Collection entries
[Begin]
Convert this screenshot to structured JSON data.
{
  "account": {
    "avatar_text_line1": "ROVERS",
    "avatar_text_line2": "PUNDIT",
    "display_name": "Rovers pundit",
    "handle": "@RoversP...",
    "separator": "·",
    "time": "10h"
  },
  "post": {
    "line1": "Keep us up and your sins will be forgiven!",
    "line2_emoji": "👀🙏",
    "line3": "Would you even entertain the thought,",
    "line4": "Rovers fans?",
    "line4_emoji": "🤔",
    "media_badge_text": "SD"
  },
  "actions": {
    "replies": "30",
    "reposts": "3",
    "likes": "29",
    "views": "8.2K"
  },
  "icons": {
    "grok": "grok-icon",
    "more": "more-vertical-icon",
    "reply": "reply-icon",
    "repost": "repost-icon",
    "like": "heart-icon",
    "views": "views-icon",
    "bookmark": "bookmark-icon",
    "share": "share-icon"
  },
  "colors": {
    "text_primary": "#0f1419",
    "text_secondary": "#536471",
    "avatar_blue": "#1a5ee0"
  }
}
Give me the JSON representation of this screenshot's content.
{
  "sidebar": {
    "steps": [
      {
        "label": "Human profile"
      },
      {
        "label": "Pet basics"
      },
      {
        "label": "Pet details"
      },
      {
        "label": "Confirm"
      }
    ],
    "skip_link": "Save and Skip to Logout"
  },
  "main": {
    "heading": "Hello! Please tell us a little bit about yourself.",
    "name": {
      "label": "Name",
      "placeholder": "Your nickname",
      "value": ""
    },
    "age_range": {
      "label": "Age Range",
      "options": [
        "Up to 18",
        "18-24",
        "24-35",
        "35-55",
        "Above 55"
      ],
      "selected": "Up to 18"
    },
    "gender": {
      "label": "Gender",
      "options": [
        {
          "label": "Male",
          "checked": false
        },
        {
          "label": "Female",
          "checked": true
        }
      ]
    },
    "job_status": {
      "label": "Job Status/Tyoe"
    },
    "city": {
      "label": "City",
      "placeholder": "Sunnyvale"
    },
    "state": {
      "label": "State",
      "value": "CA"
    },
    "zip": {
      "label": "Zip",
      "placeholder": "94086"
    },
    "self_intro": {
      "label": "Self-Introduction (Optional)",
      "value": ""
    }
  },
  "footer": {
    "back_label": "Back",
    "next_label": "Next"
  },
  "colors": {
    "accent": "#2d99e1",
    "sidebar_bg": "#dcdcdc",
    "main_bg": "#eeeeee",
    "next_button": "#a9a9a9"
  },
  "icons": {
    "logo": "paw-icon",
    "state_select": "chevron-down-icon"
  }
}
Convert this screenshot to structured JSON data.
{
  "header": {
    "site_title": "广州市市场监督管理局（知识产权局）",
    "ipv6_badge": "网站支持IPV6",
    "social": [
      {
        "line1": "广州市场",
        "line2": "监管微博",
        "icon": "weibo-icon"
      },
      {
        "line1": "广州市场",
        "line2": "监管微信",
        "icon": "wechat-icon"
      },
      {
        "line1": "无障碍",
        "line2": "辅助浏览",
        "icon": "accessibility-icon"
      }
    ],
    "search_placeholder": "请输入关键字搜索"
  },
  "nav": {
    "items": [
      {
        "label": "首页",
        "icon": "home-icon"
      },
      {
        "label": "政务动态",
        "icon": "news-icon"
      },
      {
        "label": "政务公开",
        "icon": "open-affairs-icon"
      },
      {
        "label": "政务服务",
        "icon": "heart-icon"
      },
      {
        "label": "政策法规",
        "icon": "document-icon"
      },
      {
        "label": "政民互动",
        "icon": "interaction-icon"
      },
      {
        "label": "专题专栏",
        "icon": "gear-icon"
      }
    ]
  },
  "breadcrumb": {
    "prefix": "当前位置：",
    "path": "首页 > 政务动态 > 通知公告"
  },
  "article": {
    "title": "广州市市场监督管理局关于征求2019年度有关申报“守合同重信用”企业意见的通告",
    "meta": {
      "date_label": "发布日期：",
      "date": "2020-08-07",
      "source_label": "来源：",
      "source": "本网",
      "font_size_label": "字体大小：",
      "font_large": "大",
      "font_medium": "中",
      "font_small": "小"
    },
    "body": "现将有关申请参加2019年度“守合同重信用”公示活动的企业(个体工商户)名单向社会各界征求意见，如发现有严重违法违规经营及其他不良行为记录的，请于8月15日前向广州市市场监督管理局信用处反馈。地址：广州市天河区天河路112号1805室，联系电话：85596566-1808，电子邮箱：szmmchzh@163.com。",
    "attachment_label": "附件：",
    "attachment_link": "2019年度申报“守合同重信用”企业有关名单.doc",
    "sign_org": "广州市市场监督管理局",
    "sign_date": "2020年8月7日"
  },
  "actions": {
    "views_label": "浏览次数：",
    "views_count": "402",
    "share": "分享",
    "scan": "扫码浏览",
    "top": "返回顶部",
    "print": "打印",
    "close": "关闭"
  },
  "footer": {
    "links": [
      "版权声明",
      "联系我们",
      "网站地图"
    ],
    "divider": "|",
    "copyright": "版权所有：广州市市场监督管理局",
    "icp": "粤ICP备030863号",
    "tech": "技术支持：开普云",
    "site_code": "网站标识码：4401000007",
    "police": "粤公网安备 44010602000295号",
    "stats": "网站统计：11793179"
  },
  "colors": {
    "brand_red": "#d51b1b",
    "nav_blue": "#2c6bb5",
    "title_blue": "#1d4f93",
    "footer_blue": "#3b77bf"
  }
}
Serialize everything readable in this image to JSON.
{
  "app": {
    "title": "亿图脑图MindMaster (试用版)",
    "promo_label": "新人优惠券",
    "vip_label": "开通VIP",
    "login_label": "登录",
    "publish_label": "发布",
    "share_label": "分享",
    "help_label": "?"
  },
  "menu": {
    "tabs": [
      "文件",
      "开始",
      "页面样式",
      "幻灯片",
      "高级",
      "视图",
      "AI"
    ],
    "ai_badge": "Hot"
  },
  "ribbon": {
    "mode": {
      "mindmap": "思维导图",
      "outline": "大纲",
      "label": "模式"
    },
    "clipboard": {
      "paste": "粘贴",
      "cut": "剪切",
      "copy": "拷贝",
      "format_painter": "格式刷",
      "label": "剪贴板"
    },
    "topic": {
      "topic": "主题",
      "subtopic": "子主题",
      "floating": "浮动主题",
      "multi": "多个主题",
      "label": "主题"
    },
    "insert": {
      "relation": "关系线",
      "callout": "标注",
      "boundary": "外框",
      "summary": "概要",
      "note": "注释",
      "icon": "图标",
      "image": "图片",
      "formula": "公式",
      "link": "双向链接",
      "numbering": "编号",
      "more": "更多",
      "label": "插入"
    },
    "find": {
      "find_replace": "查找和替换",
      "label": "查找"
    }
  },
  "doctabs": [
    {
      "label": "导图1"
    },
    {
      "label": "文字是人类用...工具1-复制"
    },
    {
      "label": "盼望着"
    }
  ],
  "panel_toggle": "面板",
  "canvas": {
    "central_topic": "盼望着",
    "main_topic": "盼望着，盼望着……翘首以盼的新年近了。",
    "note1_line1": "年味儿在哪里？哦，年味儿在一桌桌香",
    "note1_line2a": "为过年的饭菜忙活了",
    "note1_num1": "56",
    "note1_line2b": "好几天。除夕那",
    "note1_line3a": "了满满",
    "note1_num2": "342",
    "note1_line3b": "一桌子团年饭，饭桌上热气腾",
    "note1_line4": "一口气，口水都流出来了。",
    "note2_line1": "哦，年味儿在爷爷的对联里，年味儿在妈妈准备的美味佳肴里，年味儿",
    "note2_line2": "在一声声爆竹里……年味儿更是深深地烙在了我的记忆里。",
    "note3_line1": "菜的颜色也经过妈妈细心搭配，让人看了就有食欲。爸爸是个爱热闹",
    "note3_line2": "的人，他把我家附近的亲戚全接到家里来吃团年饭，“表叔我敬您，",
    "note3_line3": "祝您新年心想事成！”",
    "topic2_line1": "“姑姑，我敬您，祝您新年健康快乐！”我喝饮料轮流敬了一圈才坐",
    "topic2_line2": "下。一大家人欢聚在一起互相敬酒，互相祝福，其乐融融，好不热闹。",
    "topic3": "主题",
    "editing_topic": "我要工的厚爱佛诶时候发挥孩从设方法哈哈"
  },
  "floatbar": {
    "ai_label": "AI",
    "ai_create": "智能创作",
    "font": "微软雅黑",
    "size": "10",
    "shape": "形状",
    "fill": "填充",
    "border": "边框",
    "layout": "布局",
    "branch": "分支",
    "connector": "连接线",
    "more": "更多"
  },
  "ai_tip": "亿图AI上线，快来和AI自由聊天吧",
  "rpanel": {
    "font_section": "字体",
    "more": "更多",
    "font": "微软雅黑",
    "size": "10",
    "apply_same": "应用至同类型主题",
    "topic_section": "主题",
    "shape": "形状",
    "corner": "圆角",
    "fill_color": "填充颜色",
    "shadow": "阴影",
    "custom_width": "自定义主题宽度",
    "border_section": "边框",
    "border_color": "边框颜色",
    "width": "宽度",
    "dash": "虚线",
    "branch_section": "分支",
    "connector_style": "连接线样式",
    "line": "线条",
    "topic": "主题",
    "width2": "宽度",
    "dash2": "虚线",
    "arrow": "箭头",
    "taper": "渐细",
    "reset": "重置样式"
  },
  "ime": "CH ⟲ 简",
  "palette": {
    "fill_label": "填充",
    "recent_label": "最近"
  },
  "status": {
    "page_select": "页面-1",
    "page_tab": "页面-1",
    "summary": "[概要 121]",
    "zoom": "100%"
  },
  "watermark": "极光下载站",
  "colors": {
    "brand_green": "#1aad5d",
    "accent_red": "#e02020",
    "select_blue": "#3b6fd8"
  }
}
[End]
Working from the entries above, return all lines that contain "more".

    "more": "more-vertical-icon",
      "more": "更多",
    "more": "更多"
    "more": "更多",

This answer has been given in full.